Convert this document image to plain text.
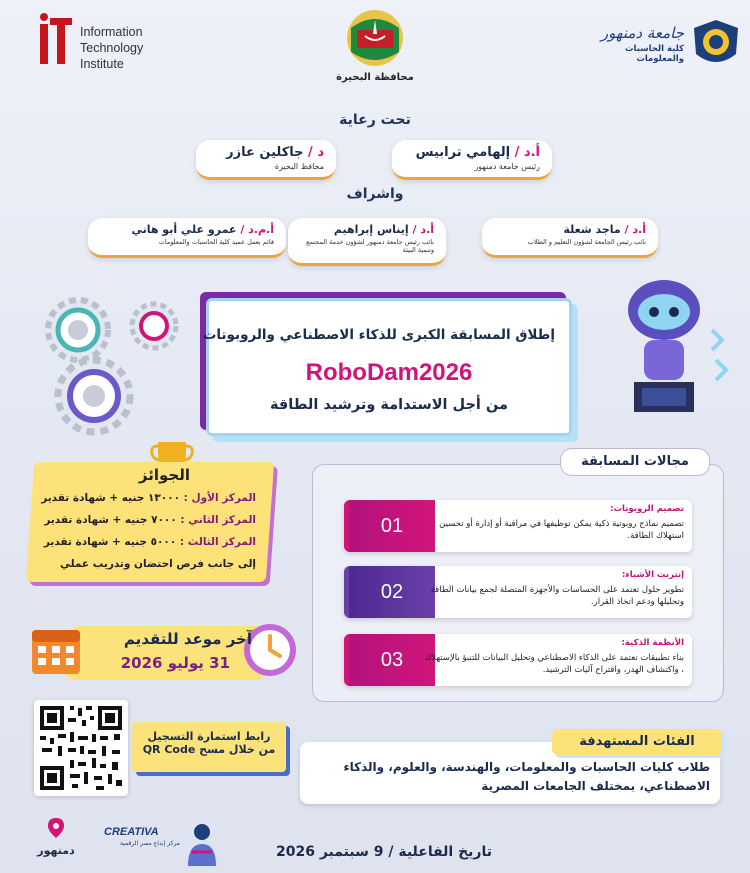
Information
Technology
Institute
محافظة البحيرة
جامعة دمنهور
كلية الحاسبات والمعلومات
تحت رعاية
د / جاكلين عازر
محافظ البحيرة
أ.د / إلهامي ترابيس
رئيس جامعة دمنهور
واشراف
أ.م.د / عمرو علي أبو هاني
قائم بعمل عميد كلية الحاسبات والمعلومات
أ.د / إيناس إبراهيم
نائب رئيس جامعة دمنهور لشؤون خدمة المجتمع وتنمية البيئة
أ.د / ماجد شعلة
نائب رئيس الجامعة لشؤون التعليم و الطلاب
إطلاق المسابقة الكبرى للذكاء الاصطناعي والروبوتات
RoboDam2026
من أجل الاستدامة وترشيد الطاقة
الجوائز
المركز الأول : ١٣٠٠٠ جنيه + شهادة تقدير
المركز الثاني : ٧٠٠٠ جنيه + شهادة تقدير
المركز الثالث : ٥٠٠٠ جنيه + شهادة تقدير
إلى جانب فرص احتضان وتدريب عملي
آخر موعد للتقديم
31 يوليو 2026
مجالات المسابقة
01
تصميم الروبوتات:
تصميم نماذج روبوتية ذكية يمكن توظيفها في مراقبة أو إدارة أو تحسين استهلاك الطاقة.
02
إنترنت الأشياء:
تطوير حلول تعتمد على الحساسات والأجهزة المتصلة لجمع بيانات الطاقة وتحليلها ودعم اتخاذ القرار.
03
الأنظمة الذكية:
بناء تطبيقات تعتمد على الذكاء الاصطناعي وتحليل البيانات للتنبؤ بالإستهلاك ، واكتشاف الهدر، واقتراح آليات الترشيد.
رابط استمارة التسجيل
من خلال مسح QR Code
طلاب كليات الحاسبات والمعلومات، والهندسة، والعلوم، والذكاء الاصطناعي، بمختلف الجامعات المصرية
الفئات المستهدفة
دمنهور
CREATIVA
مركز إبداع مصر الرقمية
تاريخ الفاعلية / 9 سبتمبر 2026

Goal: Copy every record above exactly as written, but leave out the pictures.

Exercise solution:
Convert this document image to plain text.
Information
Technology
Institute
محافظة البحيرة
جامعة دمنهور
كلية الحاسبات والمعلومات
تحت رعاية
د / جاكلين عازر
محافظ البحيرة
أ.د / إلهامي ترابيس
رئيس جامعة دمنهور
واشراف
أ.م.د / عمرو علي أبو هاني
قائم بعمل عميد كلية الحاسبات والمعلومات
أ.د / إيناس إبراهيم
نائب رئيس جامعة دمنهور لشؤون خدمة المجتمع وتنمية البيئة
أ.د / ماجد شعلة
نائب رئيس الجامعة لشؤون التعليم و الطلاب
إطلاق المسابقة الكبرى للذكاء الاصطناعي والروبوتات
RoboDam2026
من أجل الاستدامة وترشيد الطاقة
الجوائز
المركز الأول : ١٣٠٠٠ جنيه + شهادة تقدير
المركز الثاني : ٧٠٠٠ جنيه + شهادة تقدير
المركز الثالث : ٥٠٠٠ جنيه + شهادة تقدير
إلى جانب فرص احتضان وتدريب عملي
آخر موعد للتقديم
31 يوليو 2026
مجالات المسابقة
01
تصميم الروبوتات:
تصميم نماذج روبوتية ذكية يمكن توظيفها في مراقبة أو إدارة أو تحسين استهلاك الطاقة.
02
إنترنت الأشياء:
تطوير حلول تعتمد على الحساسات والأجهزة المتصلة لجمع بيانات الطاقة وتحليلها ودعم اتخاذ القرار.
03
الأنظمة الذكية:
بناء تطبيقات تعتمد على الذكاء الاصطناعي وتحليل البيانات للتنبؤ بالإستهلاك ، واكتشاف الهدر، واقتراح آليات الترشيد.
رابط استمارة التسجيل
من خلال مسح QR Code
طلاب كليات الحاسبات والمعلومات، والهندسة، والعلوم، والذكاء الاصطناعي، بمختلف الجامعات المصرية
الفئات المستهدفة
دمنهور
CREATIVA
مركز إبداع مصر الرقمية
تاريخ الفاعلية / 9 سبتمبر 2026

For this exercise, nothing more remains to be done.